WHAT THE EXERCISE ASKS: Exact copy, pictures excluded: reproduce every record below.
------------
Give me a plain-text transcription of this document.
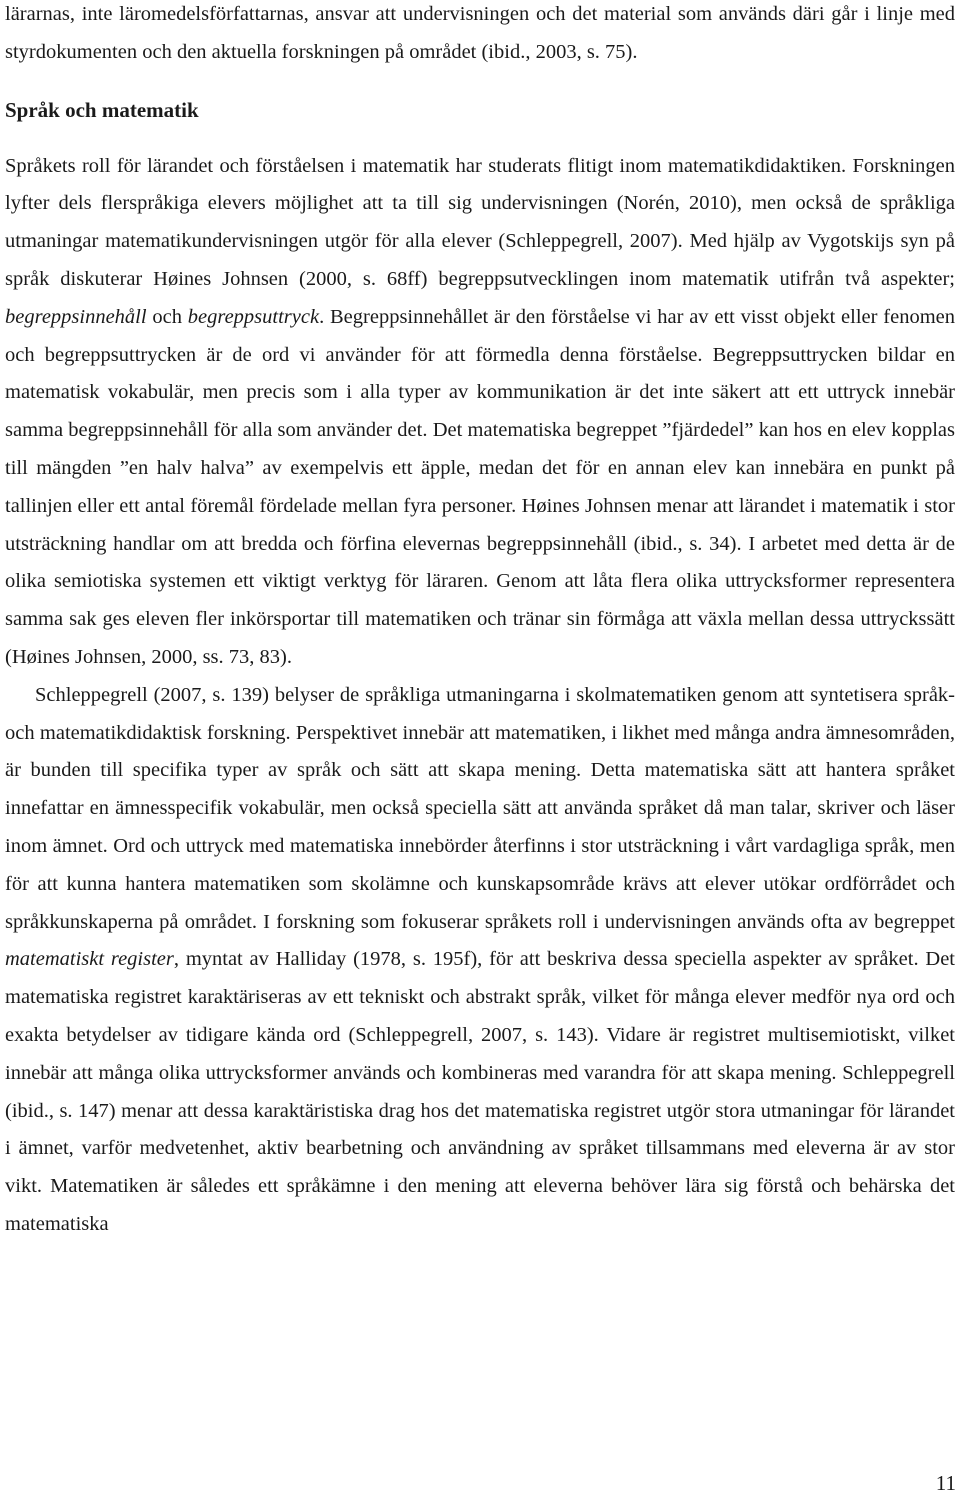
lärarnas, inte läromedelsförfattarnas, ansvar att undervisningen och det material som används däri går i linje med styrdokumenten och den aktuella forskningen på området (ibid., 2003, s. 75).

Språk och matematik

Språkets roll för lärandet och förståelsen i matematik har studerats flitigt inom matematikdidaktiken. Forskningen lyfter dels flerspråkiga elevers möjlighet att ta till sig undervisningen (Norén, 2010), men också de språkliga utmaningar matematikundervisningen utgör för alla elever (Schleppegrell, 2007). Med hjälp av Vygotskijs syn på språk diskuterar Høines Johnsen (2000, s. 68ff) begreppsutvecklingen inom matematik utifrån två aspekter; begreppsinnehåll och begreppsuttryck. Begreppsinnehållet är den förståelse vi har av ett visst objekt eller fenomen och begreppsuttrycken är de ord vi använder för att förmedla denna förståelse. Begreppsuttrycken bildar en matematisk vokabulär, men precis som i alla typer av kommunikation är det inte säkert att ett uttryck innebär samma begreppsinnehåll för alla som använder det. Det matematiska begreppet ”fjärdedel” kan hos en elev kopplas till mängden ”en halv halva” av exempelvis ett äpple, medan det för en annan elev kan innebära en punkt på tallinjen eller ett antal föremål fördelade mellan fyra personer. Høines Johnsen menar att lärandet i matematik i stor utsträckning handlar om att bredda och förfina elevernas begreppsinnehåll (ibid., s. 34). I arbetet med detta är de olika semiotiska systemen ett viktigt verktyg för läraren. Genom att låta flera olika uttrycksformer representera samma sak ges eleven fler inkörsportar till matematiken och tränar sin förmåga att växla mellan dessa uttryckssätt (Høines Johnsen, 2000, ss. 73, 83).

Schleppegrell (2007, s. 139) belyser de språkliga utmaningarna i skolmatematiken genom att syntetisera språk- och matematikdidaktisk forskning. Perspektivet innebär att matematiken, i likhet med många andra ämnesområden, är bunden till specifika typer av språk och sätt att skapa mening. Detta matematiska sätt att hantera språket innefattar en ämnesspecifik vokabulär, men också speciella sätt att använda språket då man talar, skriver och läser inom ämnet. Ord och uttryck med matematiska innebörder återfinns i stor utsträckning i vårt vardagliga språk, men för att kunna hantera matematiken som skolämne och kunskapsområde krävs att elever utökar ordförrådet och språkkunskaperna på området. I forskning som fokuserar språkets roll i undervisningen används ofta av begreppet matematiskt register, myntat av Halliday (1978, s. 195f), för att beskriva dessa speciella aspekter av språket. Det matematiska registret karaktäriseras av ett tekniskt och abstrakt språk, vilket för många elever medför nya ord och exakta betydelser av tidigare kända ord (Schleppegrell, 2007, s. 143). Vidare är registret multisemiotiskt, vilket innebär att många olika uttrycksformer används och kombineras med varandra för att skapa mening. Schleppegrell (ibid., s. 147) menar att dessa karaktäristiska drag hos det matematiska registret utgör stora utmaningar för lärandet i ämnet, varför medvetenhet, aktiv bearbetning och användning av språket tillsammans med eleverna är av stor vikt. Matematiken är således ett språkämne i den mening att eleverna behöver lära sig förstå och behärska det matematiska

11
------------
WRITTEN ANSWER:
Give me a plain-text transcription of this document.
lärarnas, inte läromedelsförfattarnas, ansvar att undervisningen och det material som används däri går i linje med styrdokumenten och den aktuella forskningen på området (ibid., 2003, s. 75).

Språk och matematik

Språkets roll för lärandet och förståelsen i matematik har studerats flitigt inom matematikdidaktiken. Forskningen lyfter dels flerspråkiga elevers möjlighet att ta till sig undervisningen (Norén, 2010), men också de språkliga utmaningar matematikundervisningen utgör för alla elever (Schleppegrell, 2007). Med hjälp av Vygotskijs syn på språk diskuterar Høines Johnsen (2000, s. 68ff) begreppsutvecklingen inom matematik utifrån två aspekter; begreppsinnehåll och begreppsuttryck. Begreppsinnehållet är den förståelse vi har av ett visst objekt eller fenomen och begreppsuttrycken är de ord vi använder för att förmedla denna förståelse. Begreppsuttrycken bildar en matematisk vokabulär, men precis som i alla typer av kommunikation är det inte säkert att ett uttryck innebär samma begreppsinnehåll för alla som använder det. Det matematiska begreppet ”fjärdedel” kan hos en elev kopplas till mängden ”en halv halva” av exempelvis ett äpple, medan det för en annan elev kan innebära en punkt på tallinjen eller ett antal föremål fördelade mellan fyra personer. Høines Johnsen menar att lärandet i matematik i stor utsträckning handlar om att bredda och förfina elevernas begreppsinnehåll (ibid., s. 34). I arbetet med detta är de olika semiotiska systemen ett viktigt verktyg för läraren. Genom att låta flera olika uttrycksformer representera samma sak ges eleven fler inkörsportar till matematiken och tränar sin förmåga att växla mellan dessa uttryckssätt (Høines Johnsen, 2000, ss. 73, 83).

Schleppegrell (2007, s. 139) belyser de språkliga utmaningarna i skolmatematiken genom att syntetisera språk- och matematikdidaktisk forskning. Perspektivet innebär att matematiken, i likhet med många andra ämnesområden, är bunden till specifika typer av språk och sätt att skapa mening. Detta matematiska sätt att hantera språket innefattar en ämnesspecifik vokabulär, men också speciella sätt att använda språket då man talar, skriver och läser inom ämnet. Ord och uttryck med matematiska innebörder återfinns i stor utsträckning i vårt vardagliga språk, men för att kunna hantera matematiken som skolämne och kunskapsområde krävs att elever utökar ordförrådet och språkkunskaperna på området. I forskning som fokuserar språkets roll i undervisningen används ofta av begreppet matematiskt register, myntat av Halliday (1978, s. 195f), för att beskriva dessa speciella aspekter av språket. Det matematiska registret karaktäriseras av ett tekniskt och abstrakt språk, vilket för många elever medför nya ord och exakta betydelser av tidigare kända ord (Schleppegrell, 2007, s. 143). Vidare är registret multisemiotiskt, vilket innebär att många olika uttrycksformer används och kombineras med varandra för att skapa mening. Schleppegrell (ibid., s. 147) menar att dessa karaktäristiska drag hos det matematiska registret utgör stora utmaningar för lärandet i ämnet, varför medvetenhet, aktiv bearbetning och användning av språket tillsammans med eleverna är av stor vikt. Matematiken är således ett språkämne i den mening att eleverna behöver lära sig förstå och behärska det matematiska

11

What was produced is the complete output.